GIVEN TASK: Nothing may be dropped or altered: reproduce all the data.

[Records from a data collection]

════════

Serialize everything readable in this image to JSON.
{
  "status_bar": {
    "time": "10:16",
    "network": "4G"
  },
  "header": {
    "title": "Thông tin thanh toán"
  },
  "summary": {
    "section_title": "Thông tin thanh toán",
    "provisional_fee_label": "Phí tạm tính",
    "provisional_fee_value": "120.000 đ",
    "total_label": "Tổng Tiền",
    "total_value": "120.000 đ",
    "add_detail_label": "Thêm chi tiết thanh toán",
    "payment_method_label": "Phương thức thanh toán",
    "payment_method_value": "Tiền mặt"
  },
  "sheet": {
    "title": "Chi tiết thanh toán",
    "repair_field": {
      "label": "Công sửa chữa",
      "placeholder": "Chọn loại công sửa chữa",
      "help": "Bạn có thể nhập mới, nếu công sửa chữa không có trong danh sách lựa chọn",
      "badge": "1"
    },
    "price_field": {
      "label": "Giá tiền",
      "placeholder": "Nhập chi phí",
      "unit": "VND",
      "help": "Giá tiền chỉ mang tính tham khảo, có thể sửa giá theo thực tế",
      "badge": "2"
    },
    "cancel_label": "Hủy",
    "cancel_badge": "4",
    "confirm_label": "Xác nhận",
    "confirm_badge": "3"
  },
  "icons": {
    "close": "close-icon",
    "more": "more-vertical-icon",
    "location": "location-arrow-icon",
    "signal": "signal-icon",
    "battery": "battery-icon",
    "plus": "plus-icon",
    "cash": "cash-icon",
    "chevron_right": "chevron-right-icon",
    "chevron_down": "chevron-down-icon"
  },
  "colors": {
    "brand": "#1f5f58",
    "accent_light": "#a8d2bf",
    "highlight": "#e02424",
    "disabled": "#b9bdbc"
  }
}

════════

WORKED SOLUTION:
Serialize everything readable in this image to JSON.
{
  "status_bar": {
    "time": "10:16",
    "network": "4G"
  },
  "header": {
    "title": "Thông tin thanh toán"
  },
  "summary": {
    "section_title": "Thông tin thanh toán",
    "provisional_fee_label": "Phí tạm tính",
    "provisional_fee_value": "120.000 đ",
    "total_label": "Tổng Tiền",
    "total_value": "120.000 đ",
    "add_detail_label": "Thêm chi tiết thanh toán",
    "payment_method_label": "Phương thức thanh toán",
    "payment_method_value": "Tiền mặt"
  },
  "sheet": {
    "title": "Chi tiết thanh toán",
    "repair_field": {
      "label": "Công sửa chữa",
      "placeholder": "Chọn loại công sửa chữa",
      "help": "Bạn có thể nhập mới, nếu công sửa chữa không có trong danh sách lựa chọn",
      "badge": "1"
    },
    "price_field": {
      "label": "Giá tiền",
      "placeholder": "Nhập chi phí",
      "unit": "VND",
      "help": "Giá tiền chỉ mang tính tham khảo, có thể sửa giá theo thực tế",
      "badge": "2"
    },
    "cancel_label": "Hủy",
    "cancel_badge": "4",
    "confirm_label": "Xác nhận",
    "confirm_badge": "3"
  },
  "icons": {
    "close": "close-icon",
    "more": "more-vertical-icon",
    "location": "location-arrow-icon",
    "signal": "signal-icon",
    "battery": "battery-icon",
    "plus": "plus-icon",
    "cash": "cash-icon",
    "chevron_right": "chevron-right-icon",
    "chevron_down": "chevron-down-icon"
  },
  "colors": {
    "brand": "#1f5f58",
    "accent_light": "#a8d2bf",
    "highlight": "#e02424",
    "disabled": "#b9bdbc"
  }
}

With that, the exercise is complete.